_To do:_ Restate the data word for word and leave the images out.

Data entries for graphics

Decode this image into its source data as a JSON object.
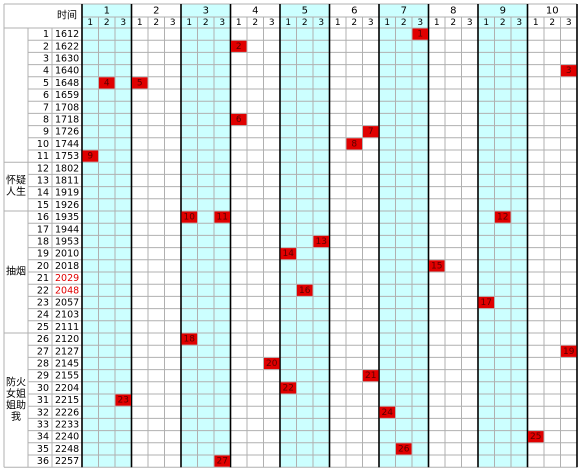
{
  "header": {
    "time_label": "时间"
  },
  "groups": [
    "1",
    "2",
    "3",
    "4",
    "5",
    "6",
    "7",
    "8",
    "9",
    "10"
  ],
  "subcols": [
    "1",
    "2",
    "3"
  ],
  "rows": [
    {
      "n": "1",
      "t": "1612"
    },
    {
      "n": "2",
      "t": "1622"
    },
    {
      "n": "3",
      "t": "1630"
    },
    {
      "n": "4",
      "t": "1640"
    },
    {
      "n": "5",
      "t": "1648"
    },
    {
      "n": "6",
      "t": "1659"
    },
    {
      "n": "7",
      "t": "1708"
    },
    {
      "n": "8",
      "t": "1718"
    },
    {
      "n": "9",
      "t": "1726"
    },
    {
      "n": "10",
      "t": "1744"
    },
    {
      "n": "11",
      "t": "1753"
    },
    {
      "n": "12",
      "t": "1802"
    },
    {
      "n": "13",
      "t": "1811"
    },
    {
      "n": "14",
      "t": "1919"
    },
    {
      "n": "15",
      "t": "1926"
    },
    {
      "n": "16",
      "t": "1935"
    },
    {
      "n": "17",
      "t": "1944"
    },
    {
      "n": "18",
      "t": "1953"
    },
    {
      "n": "19",
      "t": "2010"
    },
    {
      "n": "20",
      "t": "2018"
    },
    {
      "n": "21",
      "t": "2029",
      "red": true
    },
    {
      "n": "22",
      "t": "2048",
      "red": true
    },
    {
      "n": "23",
      "t": "2057"
    },
    {
      "n": "24",
      "t": "2103"
    },
    {
      "n": "25",
      "t": "2111"
    },
    {
      "n": "26",
      "t": "2120"
    },
    {
      "n": "27",
      "t": "2127"
    },
    {
      "n": "28",
      "t": "2145"
    },
    {
      "n": "29",
      "t": "2155"
    },
    {
      "n": "30",
      "t": "2204"
    },
    {
      "n": "31",
      "t": "2215"
    },
    {
      "n": "32",
      "t": "2226"
    },
    {
      "n": "33",
      "t": "2233"
    },
    {
      "n": "34",
      "t": "2240"
    },
    {
      "n": "35",
      "t": "2248"
    },
    {
      "n": "36",
      "t": "2257"
    }
  ],
  "side_labels": [
    {
      "text": [
        "怀疑",
        "人生"
      ],
      "from_row": 12,
      "to_row": 15
    },
    {
      "text": [
        "抽烟"
      ],
      "from_row": 16,
      "to_row": 25
    },
    {
      "text": [
        "防火",
        "女姐",
        "姐助",
        "我"
      ],
      "from_row": 26,
      "to_row": 36
    }
  ],
  "marks": [
    {
      "row": 1,
      "group": 7,
      "sub": 3,
      "label": "1"
    },
    {
      "row": 2,
      "group": 4,
      "sub": 1,
      "label": "2"
    },
    {
      "row": 4,
      "group": 10,
      "sub": 3,
      "label": "3"
    },
    {
      "row": 5,
      "group": 1,
      "sub": 2,
      "label": "4"
    },
    {
      "row": 5,
      "group": 2,
      "sub": 1,
      "label": "5"
    },
    {
      "row": 8,
      "group": 4,
      "sub": 1,
      "label": "6"
    },
    {
      "row": 9,
      "group": 6,
      "sub": 3,
      "label": "7"
    },
    {
      "row": 10,
      "group": 6,
      "sub": 2,
      "label": "8"
    },
    {
      "row": 11,
      "group": 1,
      "sub": 1,
      "label": "9"
    },
    {
      "row": 16,
      "group": 3,
      "sub": 1,
      "label": "10"
    },
    {
      "row": 16,
      "group": 3,
      "sub": 3,
      "label": "11"
    },
    {
      "row": 16,
      "group": 9,
      "sub": 2,
      "label": "12"
    },
    {
      "row": 18,
      "group": 5,
      "sub": 3,
      "label": "13"
    },
    {
      "row": 19,
      "group": 5,
      "sub": 1,
      "label": "14"
    },
    {
      "row": 20,
      "group": 8,
      "sub": 1,
      "label": "15"
    },
    {
      "row": 22,
      "group": 5,
      "sub": 2,
      "label": "16"
    },
    {
      "row": 23,
      "group": 9,
      "sub": 1,
      "label": "17"
    },
    {
      "row": 26,
      "group": 3,
      "sub": 1,
      "label": "18"
    },
    {
      "row": 27,
      "group": 10,
      "sub": 3,
      "label": "19"
    },
    {
      "row": 28,
      "group": 4,
      "sub": 3,
      "label": "20"
    },
    {
      "row": 29,
      "group": 6,
      "sub": 3,
      "label": "21"
    },
    {
      "row": 30,
      "group": 5,
      "sub": 1,
      "label": "22"
    },
    {
      "row": 31,
      "group": 1,
      "sub": 3,
      "label": "23"
    },
    {
      "row": 32,
      "group": 7,
      "sub": 1,
      "label": "24"
    },
    {
      "row": 34,
      "group": 10,
      "sub": 1,
      "label": "25"
    },
    {
      "row": 35,
      "group": 7,
      "sub": 2,
      "label": "26"
    },
    {
      "row": 36,
      "group": 3,
      "sub": 3,
      "label": "27"
    }
  ],
  "colors": {
    "highlight_bg": "#ccffff",
    "mark_bg": "#e00000",
    "mark_text": "#5a0000",
    "red_text": "#e00000",
    "grid_line": "#b0b0b0",
    "strong_line": "#000000"
  },
  "highlighted_groups": [
    1,
    3,
    5,
    7,
    9
  ]
}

_Correct result:_
Decode this image into its source data as a JSON object.
{
  "header": {
    "time_label": "时间"
  },
  "groups": [
    "1",
    "2",
    "3",
    "4",
    "5",
    "6",
    "7",
    "8",
    "9",
    "10"
  ],
  "subcols": [
    "1",
    "2",
    "3"
  ],
  "rows": [
    {
      "n": "1",
      "t": "1612"
    },
    {
      "n": "2",
      "t": "1622"
    },
    {
      "n": "3",
      "t": "1630"
    },
    {
      "n": "4",
      "t": "1640"
    },
    {
      "n": "5",
      "t": "1648"
    },
    {
      "n": "6",
      "t": "1659"
    },
    {
      "n": "7",
      "t": "1708"
    },
    {
      "n": "8",
      "t": "1718"
    },
    {
      "n": "9",
      "t": "1726"
    },
    {
      "n": "10",
      "t": "1744"
    },
    {
      "n": "11",
      "t": "1753"
    },
    {
      "n": "12",
      "t": "1802"
    },
    {
      "n": "13",
      "t": "1811"
    },
    {
      "n": "14",
      "t": "1919"
    },
    {
      "n": "15",
      "t": "1926"
    },
    {
      "n": "16",
      "t": "1935"
    },
    {
      "n": "17",
      "t": "1944"
    },
    {
      "n": "18",
      "t": "1953"
    },
    {
      "n": "19",
      "t": "2010"
    },
    {
      "n": "20",
      "t": "2018"
    },
    {
      "n": "21",
      "t": "2029",
      "red": true
    },
    {
      "n": "22",
      "t": "2048",
      "red": true
    },
    {
      "n": "23",
      "t": "2057"
    },
    {
      "n": "24",
      "t": "2103"
    },
    {
      "n": "25",
      "t": "2111"
    },
    {
      "n": "26",
      "t": "2120"
    },
    {
      "n": "27",
      "t": "2127"
    },
    {
      "n": "28",
      "t": "2145"
    },
    {
      "n": "29",
      "t": "2155"
    },
    {
      "n": "30",
      "t": "2204"
    },
    {
      "n": "31",
      "t": "2215"
    },
    {
      "n": "32",
      "t": "2226"
    },
    {
      "n": "33",
      "t": "2233"
    },
    {
      "n": "34",
      "t": "2240"
    },
    {
      "n": "35",
      "t": "2248"
    },
    {
      "n": "36",
      "t": "2257"
    }
  ],
  "side_labels": [
    {
      "text": [
        "怀疑",
        "人生"
      ],
      "from_row": 12,
      "to_row": 15
    },
    {
      "text": [
        "抽烟"
      ],
      "from_row": 16,
      "to_row": 25
    },
    {
      "text": [
        "防火",
        "女姐",
        "姐助",
        "我"
      ],
      "from_row": 26,
      "to_row": 36
    }
  ],
  "marks": [
    {
      "row": 1,
      "group": 7,
      "sub": 3,
      "label": "1"
    },
    {
      "row": 2,
      "group": 4,
      "sub": 1,
      "label": "2"
    },
    {
      "row": 4,
      "group": 10,
      "sub": 3,
      "label": "3"
    },
    {
      "row": 5,
      "group": 1,
      "sub": 2,
      "label": "4"
    },
    {
      "row": 5,
      "group": 2,
      "sub": 1,
      "label": "5"
    },
    {
      "row": 8,
      "group": 4,
      "sub": 1,
      "label": "6"
    },
    {
      "row": 9,
      "group": 6,
      "sub": 3,
      "label": "7"
    },
    {
      "row": 10,
      "group": 6,
      "sub": 2,
      "label": "8"
    },
    {
      "row": 11,
      "group": 1,
      "sub": 1,
      "label": "9"
    },
    {
      "row": 16,
      "group": 3,
      "sub": 1,
      "label": "10"
    },
    {
      "row": 16,
      "group": 3,
      "sub": 3,
      "label": "11"
    },
    {
      "row": 16,
      "group": 9,
      "sub": 2,
      "label": "12"
    },
    {
      "row": 18,
      "group": 5,
      "sub": 3,
      "label": "13"
    },
    {
      "row": 19,
      "group": 5,
      "sub": 1,
      "label": "14"
    },
    {
      "row": 20,
      "group": 8,
      "sub": 1,
      "label": "15"
    },
    {
      "row": 22,
      "group": 5,
      "sub": 2,
      "label": "16"
    },
    {
      "row": 23,
      "group": 9,
      "sub": 1,
      "label": "17"
    },
    {
      "row": 26,
      "group": 3,
      "sub": 1,
      "label": "18"
    },
    {
      "row": 27,
      "group": 10,
      "sub": 3,
      "label": "19"
    },
    {
      "row": 28,
      "group": 4,
      "sub": 3,
      "label": "20"
    },
    {
      "row": 29,
      "group": 6,
      "sub": 3,
      "label": "21"
    },
    {
      "row": 30,
      "group": 5,
      "sub": 1,
      "label": "22"
    },
    {
      "row": 31,
      "group": 1,
      "sub": 3,
      "label": "23"
    },
    {
      "row": 32,
      "group": 7,
      "sub": 1,
      "label": "24"
    },
    {
      "row": 34,
      "group": 10,
      "sub": 1,
      "label": "25"
    },
    {
      "row": 35,
      "group": 7,
      "sub": 2,
      "label": "26"
    },
    {
      "row": 36,
      "group": 3,
      "sub": 3,
      "label": "27"
    }
  ],
  "colors": {
    "highlight_bg": "#ccffff",
    "mark_bg": "#e00000",
    "mark_text": "#5a0000",
    "red_text": "#e00000",
    "grid_line": "#b0b0b0",
    "strong_line": "#000000"
  },
  "highlighted_groups": [
    1,
    3,
    5,
    7,
    9
  ]
}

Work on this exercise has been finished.